Copy these rows word for word: begin at the line that has "bar: [979, 196, 987, 412]" and stop after the line that has "y-axis-title-text: Relative luciferase".

▶ [Given data]:
● ● ● ●

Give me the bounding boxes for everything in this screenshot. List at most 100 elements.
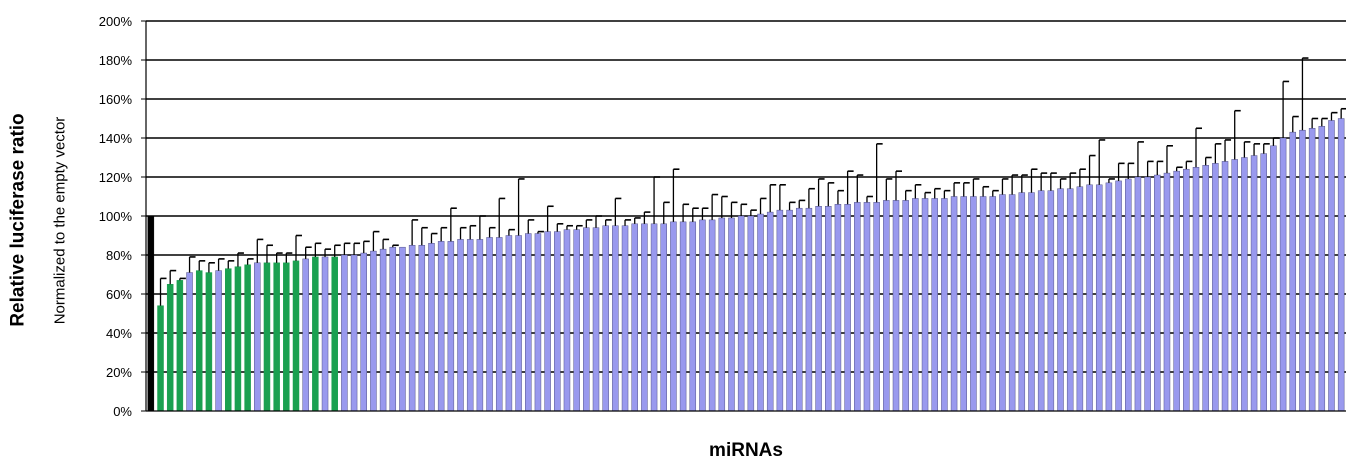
bar: [979, 196, 987, 412]
bar: [1221, 161, 1229, 412]
bar: [786, 209, 793, 412]
bar: [225, 268, 232, 412]
bar: [602, 225, 609, 412]
bar: [583, 227, 590, 412]
bar: [495, 237, 503, 412]
bar: [737, 215, 745, 412]
y-axis-title: Relative luciferase ratio: [8, 30, 30, 410]
bar: [234, 266, 242, 412]
bar: [1241, 157, 1248, 412]
bar: [292, 260, 300, 412]
bar: [805, 207, 813, 412]
bar: [902, 200, 909, 412]
bar: [1076, 186, 1084, 412]
y-axis-subtitle-text: Normalized to the empty vector: [51, 116, 69, 324]
bar: [892, 200, 900, 412]
bar: [679, 221, 687, 412]
bar: [592, 227, 600, 412]
y-tick-label: 20%: [106, 365, 132, 380]
bar: [1144, 176, 1151, 412]
bar: [1212, 163, 1219, 412]
bar: [476, 239, 484, 412]
bar: [776, 209, 784, 412]
y-tick-label: 140%: [99, 131, 133, 146]
bar: [1028, 192, 1035, 412]
bar: [302, 258, 309, 412]
bar: [176, 280, 184, 412]
y-tick-label: 40%: [106, 326, 132, 341]
bar: [341, 254, 348, 412]
bar: [941, 198, 948, 412]
bar: [1105, 182, 1113, 412]
bar: [205, 272, 213, 412]
bar: [534, 233, 542, 412]
bar: [370, 250, 377, 412]
bar: [883, 200, 890, 412]
bar: [408, 245, 416, 412]
bar: [525, 233, 532, 412]
y-axis-subtitle: Normalized to the empty vector: [50, 30, 70, 410]
bar: [1250, 155, 1258, 412]
bar: [747, 215, 755, 412]
bar: [1318, 126, 1326, 412]
bar: [418, 245, 426, 412]
bar: [457, 239, 464, 412]
bar: [863, 202, 871, 412]
y-axis-title-text: Relative luciferase ratio: [8, 113, 30, 327]
y-tick-label: 100%: [99, 209, 133, 224]
bar: [389, 246, 397, 412]
y-tick-label: 180%: [99, 53, 133, 68]
bar: [757, 213, 764, 412]
bar: [1047, 190, 1055, 412]
bar: [950, 196, 958, 412]
bar: [873, 202, 880, 412]
bar: [350, 254, 358, 412]
bar: [1308, 128, 1316, 412]
bar: [1260, 153, 1267, 412]
bar: [379, 248, 387, 412]
bar: [670, 221, 677, 412]
bar: [554, 231, 561, 412]
bar: [166, 284, 174, 412]
bar: [563, 229, 571, 412]
bar: [428, 243, 435, 412]
bar: [834, 204, 842, 412]
bar: [331, 256, 338, 412]
bar: [244, 264, 251, 412]
bar: [766, 211, 774, 412]
bar: [1086, 184, 1093, 412]
bar: [515, 235, 522, 412]
bar: [728, 217, 735, 412]
bar: [844, 204, 851, 412]
bar: [399, 246, 406, 412]
y-tick-label: 160%: [99, 92, 133, 107]
bar: [486, 237, 493, 412]
bar: [931, 198, 938, 412]
bar: [1231, 159, 1238, 412]
bar: [447, 241, 455, 412]
bar: [273, 262, 280, 412]
bar: [1183, 168, 1190, 412]
bar: [970, 196, 977, 412]
bar: [1134, 176, 1142, 412]
bar: [1270, 145, 1277, 412]
bar: [989, 196, 997, 412]
y-tick-label: 0%: [113, 404, 132, 419]
bar: [641, 223, 648, 412]
bar: [1115, 180, 1122, 412]
bar: [960, 196, 967, 412]
bar: [621, 225, 629, 412]
bar: [718, 217, 726, 412]
bar: [825, 206, 832, 412]
bar: [1173, 170, 1180, 412]
bar: [437, 241, 445, 412]
bar: [912, 198, 919, 412]
bar: [1279, 137, 1287, 412]
bar: [312, 256, 319, 412]
bar: [999, 194, 1006, 412]
bar: [147, 215, 155, 412]
bar: [795, 207, 803, 412]
y-tick-label: 80%: [106, 248, 132, 263]
bar: [1192, 167, 1200, 412]
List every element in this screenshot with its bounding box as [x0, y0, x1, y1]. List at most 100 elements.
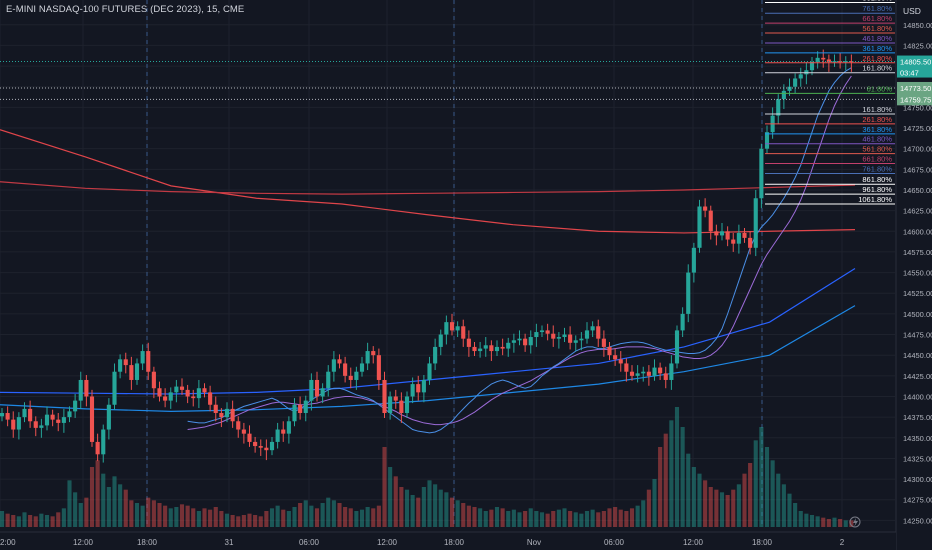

● ● ● ●

▶ [Task response]:
bar: [979, 196, 987, 412]
bar: [1221, 161, 1229, 412]
bar: [786, 209, 793, 412]
bar: [225, 268, 232, 412]
bar: [602, 225, 609, 412]
bar: [583, 227, 590, 412]
bar: [495, 237, 503, 412]
bar: [737, 215, 745, 412]
y-axis-title: Relative luciferase ratio: [8, 30, 30, 410]
bar: [234, 266, 242, 412]
bar: [1241, 157, 1248, 412]
bar: [292, 260, 300, 412]
bar: [805, 207, 813, 412]
bar: [902, 200, 909, 412]
bar: [1076, 186, 1084, 412]
y-axis-subtitle-text: Normalized to the empty vector: [51, 116, 69, 324]
bar: [892, 200, 900, 412]
bar: [679, 221, 687, 412]
bar: [592, 227, 600, 412]
y-tick-label: 20%: [106, 365, 132, 380]
bar: [1144, 176, 1151, 412]
bar: [1212, 163, 1219, 412]
bar: [476, 239, 484, 412]
bar: [776, 209, 784, 412]
y-tick-label: 140%: [99, 131, 133, 146]
bar: [1028, 192, 1035, 412]
bar: [302, 258, 309, 412]
bar: [176, 280, 184, 412]
y-tick-label: 40%: [106, 326, 132, 341]
bar: [341, 254, 348, 412]
bar: [941, 198, 948, 412]
bar: [1105, 182, 1113, 412]
bar: [205, 272, 213, 412]
bar: [534, 233, 542, 412]
bar: [370, 250, 377, 412]
bar: [883, 200, 890, 412]
bar: [408, 245, 416, 412]
bar: [525, 233, 532, 412]
y-axis-subtitle: Normalized to the empty vector: [50, 30, 70, 410]
bar: [1250, 155, 1258, 412]
bar: [747, 215, 755, 412]
bar: [1318, 126, 1326, 412]
bar: [418, 245, 426, 412]
bar: [457, 239, 464, 412]
bar: [863, 202, 871, 412]
y-axis-title-text: Relative luciferase ratio: [8, 113, 30, 327]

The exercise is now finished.